■ Supplied text:
* * * * * * *

Hand grip strength-based cachexia index as a predictor of cancer cachexia and prognosis in patients with cancer

Hailun Xie  1   2   3 Guotian Ruan  1   2   3 Lishuang Wei  4 Heyang Zhang  1   2   3 Yizhong Ge  1   2   3 Qi Zhang  1   2   3 Shiqi Lin  1   2   3 Mengmeng Song  1   2   3 Xi Zhang  1   2   3 Xiaoyue Liu  1   2   3 Xiangrui Li  1   2   3 Kangping Zhang  1   2   3 Ming Yang  1   2   3 Meng Tang  1   2   3 Chun-Hua Song  5 Jialiang Gan  6 Han-Ping Shi  1   2   3
Affiliations

Hand grip strength-based cachexia index as a predictor of cancer cachexia and prognosis in patients with cancer

Hailun Xie et al. J Cachexia Sarcopenia Muscle. 2023 Feb.

Abstract

Background: The cachexia index is a useful predictor for cancer cachexia and prognostic assessment. However, its use is limited because of high testing costs and complicated testing procedures. Thus, in this study, we aimed to develop a hand grip strength (HGS)-based cancer cachexia index (H-CXI) as a potential predictor of cancer cachexia and prognosis in patients with cancer.

* * * * * * *

■ Work instructions:
- A) From the author list of the hand grip strength article, list every author who is not marked with affiliations 1, 2, and 3.
- B) According to the hand grip strength article, what limits the use of the cachexia index?

* * * * * * *

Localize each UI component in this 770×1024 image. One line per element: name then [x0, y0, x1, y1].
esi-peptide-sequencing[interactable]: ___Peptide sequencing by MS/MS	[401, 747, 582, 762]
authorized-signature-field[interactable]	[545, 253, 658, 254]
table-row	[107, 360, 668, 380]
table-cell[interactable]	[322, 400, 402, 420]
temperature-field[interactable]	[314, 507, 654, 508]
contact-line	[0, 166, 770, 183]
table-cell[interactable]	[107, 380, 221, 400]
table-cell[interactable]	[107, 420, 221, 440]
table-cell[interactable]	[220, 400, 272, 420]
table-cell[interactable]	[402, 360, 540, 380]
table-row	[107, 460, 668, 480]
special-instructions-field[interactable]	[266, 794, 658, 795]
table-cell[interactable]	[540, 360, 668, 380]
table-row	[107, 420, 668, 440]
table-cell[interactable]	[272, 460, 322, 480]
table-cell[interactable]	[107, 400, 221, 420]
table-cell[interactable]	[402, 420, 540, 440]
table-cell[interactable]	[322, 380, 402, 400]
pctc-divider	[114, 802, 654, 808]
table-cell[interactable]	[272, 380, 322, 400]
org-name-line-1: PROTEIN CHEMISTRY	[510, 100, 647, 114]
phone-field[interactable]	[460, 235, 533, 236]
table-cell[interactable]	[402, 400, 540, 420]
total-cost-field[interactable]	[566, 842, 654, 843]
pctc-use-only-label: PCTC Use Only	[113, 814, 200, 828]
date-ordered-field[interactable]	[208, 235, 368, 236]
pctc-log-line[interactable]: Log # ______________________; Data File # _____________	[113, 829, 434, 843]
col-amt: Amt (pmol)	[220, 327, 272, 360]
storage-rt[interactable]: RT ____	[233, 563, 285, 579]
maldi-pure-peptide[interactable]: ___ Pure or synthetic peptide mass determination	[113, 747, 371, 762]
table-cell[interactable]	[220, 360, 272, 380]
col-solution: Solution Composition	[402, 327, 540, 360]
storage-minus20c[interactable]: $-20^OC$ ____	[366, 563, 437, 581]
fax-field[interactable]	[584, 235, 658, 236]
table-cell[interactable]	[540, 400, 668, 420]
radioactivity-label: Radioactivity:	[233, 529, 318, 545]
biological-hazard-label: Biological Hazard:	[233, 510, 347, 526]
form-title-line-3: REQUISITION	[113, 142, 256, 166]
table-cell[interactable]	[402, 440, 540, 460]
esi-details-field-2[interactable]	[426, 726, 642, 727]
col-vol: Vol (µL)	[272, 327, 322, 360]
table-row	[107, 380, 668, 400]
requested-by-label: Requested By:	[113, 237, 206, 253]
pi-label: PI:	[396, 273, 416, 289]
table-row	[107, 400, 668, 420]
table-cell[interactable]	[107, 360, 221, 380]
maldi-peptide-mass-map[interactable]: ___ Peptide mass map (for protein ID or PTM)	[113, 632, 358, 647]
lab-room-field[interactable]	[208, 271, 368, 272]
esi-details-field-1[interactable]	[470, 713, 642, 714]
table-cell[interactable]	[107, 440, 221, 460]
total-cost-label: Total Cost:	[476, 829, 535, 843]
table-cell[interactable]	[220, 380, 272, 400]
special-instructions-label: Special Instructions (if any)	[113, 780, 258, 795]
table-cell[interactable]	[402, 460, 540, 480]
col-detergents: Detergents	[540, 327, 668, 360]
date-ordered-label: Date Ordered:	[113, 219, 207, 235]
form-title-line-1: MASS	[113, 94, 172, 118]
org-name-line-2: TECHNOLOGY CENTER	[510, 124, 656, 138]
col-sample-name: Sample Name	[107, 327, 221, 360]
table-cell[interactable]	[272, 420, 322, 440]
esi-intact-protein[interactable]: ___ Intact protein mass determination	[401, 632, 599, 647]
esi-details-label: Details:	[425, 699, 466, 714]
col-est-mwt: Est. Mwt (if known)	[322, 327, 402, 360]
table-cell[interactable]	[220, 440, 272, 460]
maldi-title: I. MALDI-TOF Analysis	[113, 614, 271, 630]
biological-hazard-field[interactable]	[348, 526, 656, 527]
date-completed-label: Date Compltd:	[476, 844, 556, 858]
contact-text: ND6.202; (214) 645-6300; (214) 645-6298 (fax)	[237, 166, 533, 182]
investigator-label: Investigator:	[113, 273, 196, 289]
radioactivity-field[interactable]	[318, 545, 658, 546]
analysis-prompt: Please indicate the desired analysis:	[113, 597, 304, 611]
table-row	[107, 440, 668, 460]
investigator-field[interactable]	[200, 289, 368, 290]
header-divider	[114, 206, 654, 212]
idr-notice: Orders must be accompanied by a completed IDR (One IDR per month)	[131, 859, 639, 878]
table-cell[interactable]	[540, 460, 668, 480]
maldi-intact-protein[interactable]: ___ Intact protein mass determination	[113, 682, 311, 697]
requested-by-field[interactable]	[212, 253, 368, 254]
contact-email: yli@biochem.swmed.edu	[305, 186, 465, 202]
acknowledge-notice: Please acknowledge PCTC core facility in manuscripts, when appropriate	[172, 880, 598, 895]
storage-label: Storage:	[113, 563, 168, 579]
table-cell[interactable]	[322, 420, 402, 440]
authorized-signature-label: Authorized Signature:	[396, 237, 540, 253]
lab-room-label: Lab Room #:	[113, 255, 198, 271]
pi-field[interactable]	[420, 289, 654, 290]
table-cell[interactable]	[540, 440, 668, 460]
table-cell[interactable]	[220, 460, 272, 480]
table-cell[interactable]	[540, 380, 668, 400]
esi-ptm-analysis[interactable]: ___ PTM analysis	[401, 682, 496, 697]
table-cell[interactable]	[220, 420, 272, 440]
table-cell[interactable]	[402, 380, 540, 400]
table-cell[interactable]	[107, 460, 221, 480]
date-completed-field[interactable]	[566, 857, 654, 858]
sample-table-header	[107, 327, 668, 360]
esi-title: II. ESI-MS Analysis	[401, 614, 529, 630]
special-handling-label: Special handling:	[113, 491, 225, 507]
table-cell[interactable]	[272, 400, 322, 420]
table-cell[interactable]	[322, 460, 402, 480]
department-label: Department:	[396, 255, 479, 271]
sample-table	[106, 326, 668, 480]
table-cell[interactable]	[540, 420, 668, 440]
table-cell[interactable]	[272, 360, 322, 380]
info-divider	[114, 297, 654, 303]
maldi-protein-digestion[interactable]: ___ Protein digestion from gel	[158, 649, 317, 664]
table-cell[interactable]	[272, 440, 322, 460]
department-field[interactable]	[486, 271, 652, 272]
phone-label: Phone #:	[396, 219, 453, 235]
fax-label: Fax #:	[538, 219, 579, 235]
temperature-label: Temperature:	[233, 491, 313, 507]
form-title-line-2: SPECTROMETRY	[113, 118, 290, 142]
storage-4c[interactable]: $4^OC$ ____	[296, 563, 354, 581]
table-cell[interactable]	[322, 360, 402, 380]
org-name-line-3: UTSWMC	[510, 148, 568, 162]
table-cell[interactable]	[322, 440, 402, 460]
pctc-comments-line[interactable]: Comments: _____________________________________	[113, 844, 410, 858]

* * * * * * *

■ Answer set:
- A) Lishuang Wei, Chun-Hua Song, Jialiang Gan

- B) High testing costs and complicated testing procedures limit its use.